:: SET EXERCISE ::
Your answer should be a single number: the count of lines containing the string "Наименование".

:: DATA RECORDS ::
= = = = =

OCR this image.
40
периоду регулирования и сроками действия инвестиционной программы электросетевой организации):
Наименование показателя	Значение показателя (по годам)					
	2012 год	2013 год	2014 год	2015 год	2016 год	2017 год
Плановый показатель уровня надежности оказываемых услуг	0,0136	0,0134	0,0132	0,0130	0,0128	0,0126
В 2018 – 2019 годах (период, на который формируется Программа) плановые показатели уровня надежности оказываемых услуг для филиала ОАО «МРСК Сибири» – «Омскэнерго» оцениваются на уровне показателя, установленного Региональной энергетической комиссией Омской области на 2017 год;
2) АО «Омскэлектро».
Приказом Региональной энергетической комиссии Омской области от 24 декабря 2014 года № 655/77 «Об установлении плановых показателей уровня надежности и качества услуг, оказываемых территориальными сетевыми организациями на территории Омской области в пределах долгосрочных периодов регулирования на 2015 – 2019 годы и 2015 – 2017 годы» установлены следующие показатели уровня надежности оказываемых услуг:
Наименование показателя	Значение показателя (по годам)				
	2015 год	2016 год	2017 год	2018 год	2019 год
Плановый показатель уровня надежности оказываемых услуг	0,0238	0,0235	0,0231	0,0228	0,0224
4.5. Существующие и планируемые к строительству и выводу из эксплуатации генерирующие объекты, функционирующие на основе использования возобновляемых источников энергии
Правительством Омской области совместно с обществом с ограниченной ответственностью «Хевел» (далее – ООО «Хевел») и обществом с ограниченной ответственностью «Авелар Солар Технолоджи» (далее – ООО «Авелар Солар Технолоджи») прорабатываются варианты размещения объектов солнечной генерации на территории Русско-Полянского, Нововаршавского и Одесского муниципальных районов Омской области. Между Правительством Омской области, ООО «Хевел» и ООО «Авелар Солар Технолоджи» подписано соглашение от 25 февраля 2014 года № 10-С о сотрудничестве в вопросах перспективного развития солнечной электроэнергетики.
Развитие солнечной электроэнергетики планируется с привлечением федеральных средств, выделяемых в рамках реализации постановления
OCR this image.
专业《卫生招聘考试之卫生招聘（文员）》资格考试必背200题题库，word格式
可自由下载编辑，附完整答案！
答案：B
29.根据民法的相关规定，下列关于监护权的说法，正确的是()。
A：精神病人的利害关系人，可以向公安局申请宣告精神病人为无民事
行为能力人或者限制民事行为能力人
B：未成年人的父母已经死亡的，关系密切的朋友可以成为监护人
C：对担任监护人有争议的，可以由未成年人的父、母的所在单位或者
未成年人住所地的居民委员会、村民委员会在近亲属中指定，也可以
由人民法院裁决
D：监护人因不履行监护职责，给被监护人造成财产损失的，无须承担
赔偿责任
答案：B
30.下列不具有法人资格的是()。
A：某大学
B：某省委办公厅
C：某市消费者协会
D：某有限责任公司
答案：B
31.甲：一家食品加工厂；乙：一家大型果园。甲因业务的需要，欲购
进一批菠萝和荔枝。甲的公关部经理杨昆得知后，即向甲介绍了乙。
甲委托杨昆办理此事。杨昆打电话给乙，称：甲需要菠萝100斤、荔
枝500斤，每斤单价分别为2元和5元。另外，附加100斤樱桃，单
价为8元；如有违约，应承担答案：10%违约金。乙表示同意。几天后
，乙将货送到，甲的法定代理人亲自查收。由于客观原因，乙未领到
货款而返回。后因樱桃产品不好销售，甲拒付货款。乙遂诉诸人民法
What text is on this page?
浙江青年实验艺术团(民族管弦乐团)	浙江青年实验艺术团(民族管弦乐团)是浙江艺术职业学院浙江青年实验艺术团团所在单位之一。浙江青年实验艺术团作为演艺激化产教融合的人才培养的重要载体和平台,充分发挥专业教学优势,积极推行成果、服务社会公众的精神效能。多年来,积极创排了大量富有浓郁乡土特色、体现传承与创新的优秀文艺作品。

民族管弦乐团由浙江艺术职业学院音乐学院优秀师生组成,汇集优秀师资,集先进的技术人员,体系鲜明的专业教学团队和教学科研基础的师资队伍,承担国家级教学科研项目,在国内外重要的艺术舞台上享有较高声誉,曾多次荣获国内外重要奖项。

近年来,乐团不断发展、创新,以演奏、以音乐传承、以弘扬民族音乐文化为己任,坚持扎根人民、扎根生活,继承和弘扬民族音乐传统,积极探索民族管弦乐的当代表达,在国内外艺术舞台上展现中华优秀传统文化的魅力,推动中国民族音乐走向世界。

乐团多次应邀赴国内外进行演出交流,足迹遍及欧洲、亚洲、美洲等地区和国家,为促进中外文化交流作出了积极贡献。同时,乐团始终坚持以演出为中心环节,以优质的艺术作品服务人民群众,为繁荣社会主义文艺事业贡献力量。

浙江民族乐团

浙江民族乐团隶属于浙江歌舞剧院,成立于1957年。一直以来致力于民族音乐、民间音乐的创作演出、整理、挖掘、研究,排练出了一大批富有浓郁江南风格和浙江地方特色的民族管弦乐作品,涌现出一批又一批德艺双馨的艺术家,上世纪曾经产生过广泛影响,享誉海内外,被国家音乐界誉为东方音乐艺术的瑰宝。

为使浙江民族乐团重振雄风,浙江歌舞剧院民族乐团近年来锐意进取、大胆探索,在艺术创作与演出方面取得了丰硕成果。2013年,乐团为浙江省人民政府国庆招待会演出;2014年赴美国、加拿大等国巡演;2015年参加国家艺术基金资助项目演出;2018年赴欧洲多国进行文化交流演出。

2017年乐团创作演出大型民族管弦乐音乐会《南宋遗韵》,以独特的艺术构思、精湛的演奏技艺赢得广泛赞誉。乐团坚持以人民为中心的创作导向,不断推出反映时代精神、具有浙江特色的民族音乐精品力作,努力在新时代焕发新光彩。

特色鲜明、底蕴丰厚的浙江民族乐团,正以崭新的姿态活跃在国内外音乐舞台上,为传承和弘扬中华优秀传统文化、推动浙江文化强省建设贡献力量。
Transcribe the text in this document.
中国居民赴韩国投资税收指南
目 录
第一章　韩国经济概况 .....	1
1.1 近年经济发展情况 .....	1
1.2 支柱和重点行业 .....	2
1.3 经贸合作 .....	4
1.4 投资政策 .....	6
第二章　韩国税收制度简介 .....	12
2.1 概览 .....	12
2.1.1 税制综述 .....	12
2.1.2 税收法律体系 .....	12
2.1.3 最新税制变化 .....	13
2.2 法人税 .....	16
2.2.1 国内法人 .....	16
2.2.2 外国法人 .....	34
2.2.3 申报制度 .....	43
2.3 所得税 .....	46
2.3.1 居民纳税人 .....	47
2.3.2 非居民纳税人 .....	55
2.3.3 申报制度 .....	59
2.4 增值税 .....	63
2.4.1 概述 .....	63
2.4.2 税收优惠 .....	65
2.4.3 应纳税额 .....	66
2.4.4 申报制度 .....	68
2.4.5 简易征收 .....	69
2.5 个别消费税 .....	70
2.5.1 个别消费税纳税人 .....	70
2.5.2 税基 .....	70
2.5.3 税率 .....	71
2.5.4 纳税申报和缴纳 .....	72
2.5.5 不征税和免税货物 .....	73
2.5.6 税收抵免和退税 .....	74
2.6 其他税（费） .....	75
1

= = = = =

:: WRITTEN ANSWER ::
2